Rewrite all the items below, substituting "dot-icon" for every occurrence of "bullet-icon" and changing nothing else. Omit the pictures from your answer.

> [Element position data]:
* * * *

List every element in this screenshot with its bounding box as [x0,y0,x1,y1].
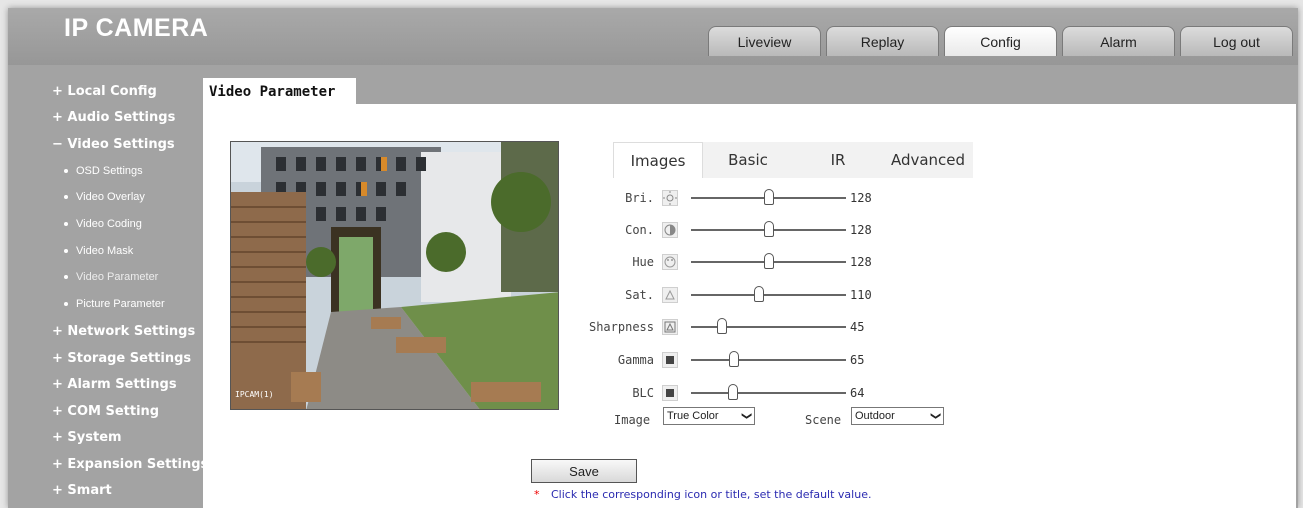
tab-advanced[interactable]: Advanced [883,142,973,178]
blc-icon[interactable] [662,385,678,401]
sidebar-item-smart[interactable]: + Smart [52,483,112,498]
sidebar-subitem-label: Video Mask [76,245,134,257]
bullet-icon [64,302,68,307]
scene-select[interactable]: Outdoor ❯ [851,407,944,425]
blc-slider-track[interactable] [691,392,846,394]
bullet-icon [64,195,68,200]
tab-images[interactable]: Images [613,142,703,178]
sidebar-subitem-picture-parameter[interactable]: Picture Parameter [64,298,165,310]
chevron-down-icon: ❯ [929,411,941,421]
sharpness-icon[interactable] [662,319,678,335]
tab-basic[interactable]: Basic [703,142,793,178]
sidebar-item-com-setting[interactable]: + COM Setting [52,404,159,419]
note-marker: * [534,488,540,501]
sidebar-item-video-settings[interactable]: − Video Settings [52,137,175,152]
sharpness-slider-track[interactable] [691,326,846,328]
sharpness-slider-thumb[interactable] [717,318,727,334]
sidebar-item-storage-settings[interactable]: + Storage Settings [52,351,191,366]
tab-config[interactable]: Config [944,26,1057,56]
saturation-label[interactable]: Sat. [574,288,654,302]
sidebar-item-system[interactable]: + System [52,430,122,445]
sidebar-subitem-video-overlay[interactable]: Video Overlay [64,191,145,203]
camera-scene-image [231,142,558,409]
tab-replay[interactable]: Replay [826,26,939,56]
contrast-slider-thumb[interactable] [764,221,774,237]
gamma-slider-thumb[interactable] [729,351,739,367]
sidebar-subitem-label: Picture Parameter [76,298,165,310]
scene-value: Outdoor [855,410,895,422]
blc-value: 64 [850,386,865,400]
sharpness-value: 45 [850,320,865,334]
save-button[interactable]: Save [531,459,637,483]
brightness-label[interactable]: Bri. [574,191,654,205]
bullet-icon [64,169,68,174]
bullet-icon [64,222,68,227]
app-logo: IP CAMERA [64,14,209,42]
brightness-icon[interactable] [662,190,678,206]
saturation-slider-track[interactable] [691,294,846,296]
gamma-value: 65 [850,353,865,367]
video-preview[interactable]: IPCAM(1) [230,141,559,410]
contrast-icon[interactable] [662,222,678,238]
sharpness-label[interactable]: Sharpness [574,320,654,334]
brightness-value: 128 [850,191,872,205]
brightness-slider-thumb[interactable] [764,189,774,205]
sidebar-item-network-settings[interactable]: + Network Settings [52,324,195,339]
sidebar-item-local-config[interactable]: + Local Config [52,84,157,99]
note-text: Click the corresponding icon or title, s… [551,488,872,501]
blc-label[interactable]: BLC [574,386,654,400]
sidebar-subitem-osd-settings[interactable]: OSD Settings [64,165,143,177]
scene-label: Scene [805,413,842,427]
sidebar-subitem-label: OSD Settings [76,165,143,177]
sidebar-subitem-label: Video Overlay [76,191,145,203]
saturation-icon[interactable] [662,287,678,303]
tab-logout[interactable]: Log out [1180,26,1293,56]
sidebar-subitem-label: Video Coding [76,218,142,230]
sidebar-subitem-video-parameter[interactable]: Video Parameter [64,271,158,283]
contrast-label[interactable]: Con. [574,223,654,237]
sidebar-subitem-video-coding[interactable]: Video Coding [64,218,142,230]
gamma-slider-track[interactable] [691,359,846,361]
image-mode-label: Image [614,413,651,427]
tab-ir[interactable]: IR [793,142,883,178]
hue-label[interactable]: Hue [574,255,654,269]
hue-icon[interactable] [662,254,678,270]
osd-overlay-text: IPCAM(1) [235,390,274,399]
help-note: * Click the corresponding icon or title,… [534,488,871,501]
bullet-icon [64,275,68,280]
gamma-icon[interactable] [662,352,678,368]
bullet-icon [64,249,68,254]
gamma-label[interactable]: Gamma [574,353,654,367]
saturation-slider-thumb[interactable] [754,286,764,302]
hue-value: 128 [850,255,872,269]
page-title-tab: Video Parameter [203,78,356,104]
sidebar-subitem-label: Video Parameter [76,271,159,283]
sidebar-item-audio-settings[interactable]: + Audio Settings [52,110,175,125]
saturation-value: 110 [850,288,872,302]
sidebar-subitem-video-mask[interactable]: Video Mask [64,245,133,257]
contrast-value: 128 [850,223,872,237]
image-mode-select[interactable]: True Color ❯ [663,407,755,425]
sidebar-item-expansion-settings[interactable]: + Expansion Settings [52,457,208,472]
chevron-down-icon: ❯ [740,411,752,421]
sidebar-item-alarm-settings[interactable]: + Alarm Settings [52,377,177,392]
tab-alarm[interactable]: Alarm [1062,26,1175,56]
hue-slider-thumb[interactable] [764,253,774,269]
tab-liveview[interactable]: Liveview [708,26,821,56]
image-mode-value: True Color [667,410,719,422]
blc-slider-thumb[interactable] [728,384,738,400]
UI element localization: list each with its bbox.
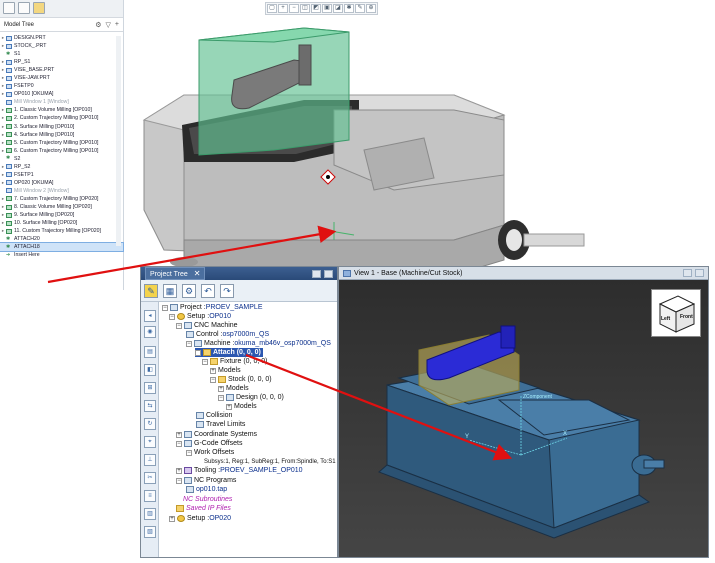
arrow-attach18-to-csys	[47, 225, 337, 284]
arrow-attach-to-origin	[245, 353, 513, 461]
annotation-arrows	[47, 225, 513, 461]
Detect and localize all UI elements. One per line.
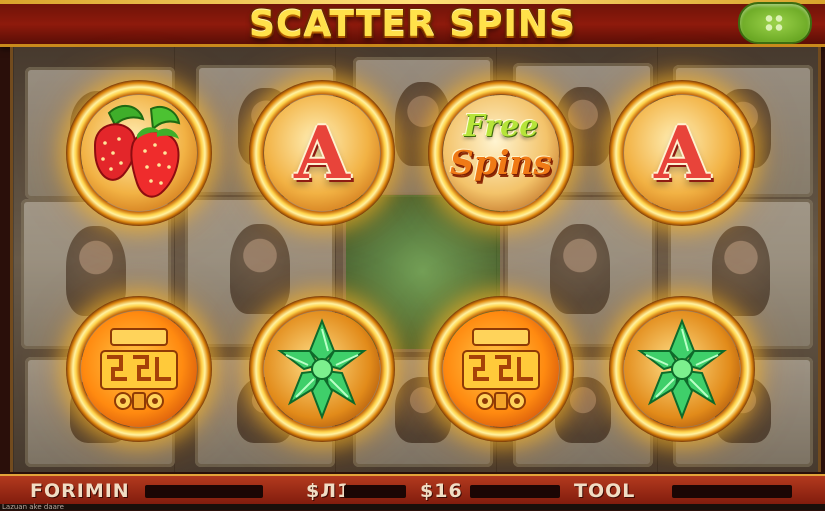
free-label: Free (463, 109, 539, 144)
symbol-strawberry (66, 80, 212, 226)
symbol-green-gem (609, 296, 755, 442)
bottom-label-1: FORIMIN (30, 480, 130, 502)
portrait-icon (550, 224, 610, 314)
green-gem-icon (637, 318, 727, 420)
top-banner: SCATTER SPINS (0, 0, 825, 47)
spins-label: Spins (449, 143, 552, 182)
game-title: SCATTER SPINS (249, 4, 576, 45)
bet-display (344, 485, 406, 498)
total-display (672, 485, 792, 498)
green-gem-icon (277, 318, 367, 420)
bottom-label-3: $16 (420, 480, 463, 502)
win-display (470, 485, 560, 498)
symbol-aztec-mask (66, 296, 212, 442)
letter-a-label: A (294, 110, 350, 195)
symbol-green-gem (249, 296, 395, 442)
portrait-icon (230, 224, 290, 314)
symbol-letter-a: A (249, 80, 395, 226)
strawberry-icon (93, 104, 181, 198)
symbol-letter-a: A (609, 80, 755, 226)
footer-strip (0, 504, 825, 510)
grid-dots-icon (764, 14, 784, 32)
balance-display (145, 485, 263, 498)
symbol-aztec-mask (428, 296, 574, 442)
aztec-mask-icon (100, 328, 178, 410)
symbol-free-spins: Free Spins (428, 80, 574, 226)
menu-button[interactable] (738, 2, 812, 44)
letter-a-label: A (654, 110, 710, 195)
aztec-mask-icon (462, 328, 540, 410)
bottom-bar: FORIMIN $Л1 $16 TOOL (0, 474, 825, 506)
portrait-icon (711, 226, 770, 316)
bottom-label-4: TOOL (574, 480, 636, 502)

* * * *

> [COMPLETE ANSWER]:
List every element in this screenshot with its bounding box as [x0,y0,x1,y1].
tab-advanced[interactable]: Advanced [883,142,973,178]
blc-icon[interactable] [662,385,678,401]
sidebar-item-smart[interactable]: + Smart [52,483,112,498]
sidebar-subitem-label: Video Mask [76,245,134,257]
dot-icon [64,302,68,307]
scene-select[interactable]: Outdoor ❯ [851,407,944,425]
blc-slider-track[interactable] [691,392,846,394]
dot-icon [64,195,68,200]
tab-images[interactable]: Images [613,142,703,178]
sidebar-subitem-picture-parameter[interactable]: Picture Parameter [64,298,165,310]
chevron-down-icon: ❯ [929,411,941,421]
sharpness-icon[interactable] [662,319,678,335]
tab-basic[interactable]: Basic [703,142,793,178]
sidebar-item-com-setting[interactable]: + COM Setting [52,404,159,419]
note-marker: * [534,488,540,501]
sidebar-item-video-settings[interactable]: − Video Settings [52,137,175,152]
sharpness-slider-track[interactable] [691,326,846,328]
sharpness-slider-thumb[interactable] [717,318,727,334]
sidebar-item-storage-settings[interactable]: + Storage Settings [52,351,191,366]
tab-config[interactable]: Config [944,26,1057,56]
saturation-label[interactable]: Sat. [574,288,654,302]
sidebar-item-system[interactable]: + System [52,430,122,445]
sidebar-subitem-video-overlay[interactable]: Video Overlay [64,191,145,203]
camera-scene-image [231,142,558,409]
tab-replay[interactable]: Replay [826,26,939,56]
contrast-slider-thumb[interactable] [764,221,774,237]
gamma-slider-thumb[interactable] [729,351,739,367]
sidebar-subitem-label: Picture Parameter [76,298,165,310]
scene-value: Outdoor [855,410,895,422]
blc-value: 64 [850,386,865,400]
sharpness-value: 45 [850,320,865,334]
save-button[interactable]: Save [531,459,637,483]
brightness-label[interactable]: Bri. [574,191,654,205]
dot-icon [64,169,68,174]
dot-icon [64,222,68,227]
app-logo: IP CAMERA [64,14,209,42]
brightness-icon[interactable] [662,190,678,206]
saturation-slider-track[interactable] [691,294,846,296]
gamma-value: 65 [850,353,865,367]
video-preview[interactable]: IPCAM(1) [230,141,559,410]
contrast-icon[interactable] [662,222,678,238]
sharpness-label[interactable]: Sharpness [574,320,654,334]
brightness-value: 128 [850,191,872,205]
brightness-slider-thumb[interactable] [764,189,774,205]
sidebar-item-network-settings[interactable]: + Network Settings [52,324,195,339]
sidebar-item-local-config[interactable]: + Local Config [52,84,157,99]
note-text: Click the corresponding icon or title, s… [551,488,872,501]
blc-label[interactable]: BLC [574,386,654,400]
sidebar-subitem-osd-settings[interactable]: OSD Settings [64,165,143,177]
scene-label: Scene [805,413,842,427]
sidebar-subitem-label: OSD Settings [76,165,143,177]
sidebar-subitem-label: Video Overlay [76,191,145,203]
saturation-icon[interactable] [662,287,678,303]
tab-logout[interactable]: Log out [1180,26,1293,56]
sidebar-subitem-label: Video Coding [76,218,142,230]
sidebar-subitem-video-parameter[interactable]: Video Parameter [64,271,158,283]
contrast-label[interactable]: Con. [574,223,654,237]
sidebar-subitem-video-coding[interactable]: Video Coding [64,218,142,230]
gamma-slider-track[interactable] [691,359,846,361]
image-mode-label: Image [614,413,651,427]
tab-ir[interactable]: IR [793,142,883,178]
hue-label[interactable]: Hue [574,255,654,269]
hue-icon[interactable] [662,254,678,270]
osd-overlay-text: IPCAM(1) [235,390,274,399]
help-note: * Click the corresponding icon or title,… [534,488,871,501]
dot-icon [64,275,68,280]
gamma-icon[interactable] [662,352,678,368]
dot-icon [64,249,68,254]
gamma-label[interactable]: Gamma [574,353,654,367]
saturation-slider-thumb[interactable] [754,286,764,302]
hue-value: 128 [850,255,872,269]
page-title-tab: Video Parameter [203,78,356,104]
sidebar-subitem-label: Video Parameter [76,271,159,283]
sidebar-item-audio-settings[interactable]: + Audio Settings [52,110,175,125]
saturation-value: 110 [850,288,872,302]
sidebar-subitem-video-mask[interactable]: Video Mask [64,245,133,257]
contrast-value: 128 [850,223,872,237]
image-mode-select[interactable]: True Color ❯ [663,407,755,425]
sidebar-item-expansion-settings[interactable]: + Expansion Settings [52,457,208,472]
chevron-down-icon: ❯ [740,411,752,421]
sidebar-item-alarm-settings[interactable]: + Alarm Settings [52,377,177,392]
tab-alarm[interactable]: Alarm [1062,26,1175,56]
hue-slider-thumb[interactable] [764,253,774,269]
tab-liveview[interactable]: Liveview [708,26,821,56]
image-mode-value: True Color [667,410,719,422]
blc-slider-thumb[interactable] [728,384,738,400]
UI element localization: list each with its bbox.
arrow-attach18-to-csys	[47, 225, 337, 284]
arrow-attach-to-origin	[245, 353, 513, 461]
annotation-arrows	[47, 225, 513, 461]
Detect and localize all UI elements. One per line.
free-label: Free (463, 109, 539, 144)
symbol-strawberry (66, 80, 212, 226)
symbol-green-gem (609, 296, 755, 442)
bottom-label-1: FORIMIN (30, 480, 130, 502)
portrait-icon (550, 224, 610, 314)
green-gem-icon (637, 318, 727, 420)
top-banner: SCATTER SPINS (0, 0, 825, 47)
spins-label: Spins (449, 143, 552, 182)
game-title: SCATTER SPINS (249, 4, 576, 45)
bet-display (344, 485, 406, 498)
total-display (672, 485, 792, 498)
green-gem-icon (277, 318, 367, 420)
bottom-label-3: $16 (420, 480, 463, 502)
win-display (470, 485, 560, 498)
symbol-aztec-mask (66, 296, 212, 442)
letter-a-label: A (294, 110, 350, 195)
symbol-green-gem (249, 296, 395, 442)
portrait-icon (230, 224, 290, 314)
symbol-letter-a: A (249, 80, 395, 226)
strawberry-icon (93, 104, 181, 198)
symbol-letter-a: A (609, 80, 755, 226)
footer-strip (0, 504, 825, 510)
grid-dots-icon (764, 14, 784, 32)
balance-display (145, 485, 263, 498)
symbol-aztec-mask (428, 296, 574, 442)
aztec-mask-icon (100, 328, 178, 410)
symbol-free-spins: Free Spins (428, 80, 574, 226)
menu-button[interactable] (738, 2, 812, 44)
letter-a-label: A (654, 110, 710, 195)
aztec-mask-icon (462, 328, 540, 410)
bottom-bar: FORIMIN $Л1 $16 TOOL (0, 474, 825, 506)
portrait-icon (711, 226, 770, 316)
bottom-label-4: TOOL (574, 480, 636, 502)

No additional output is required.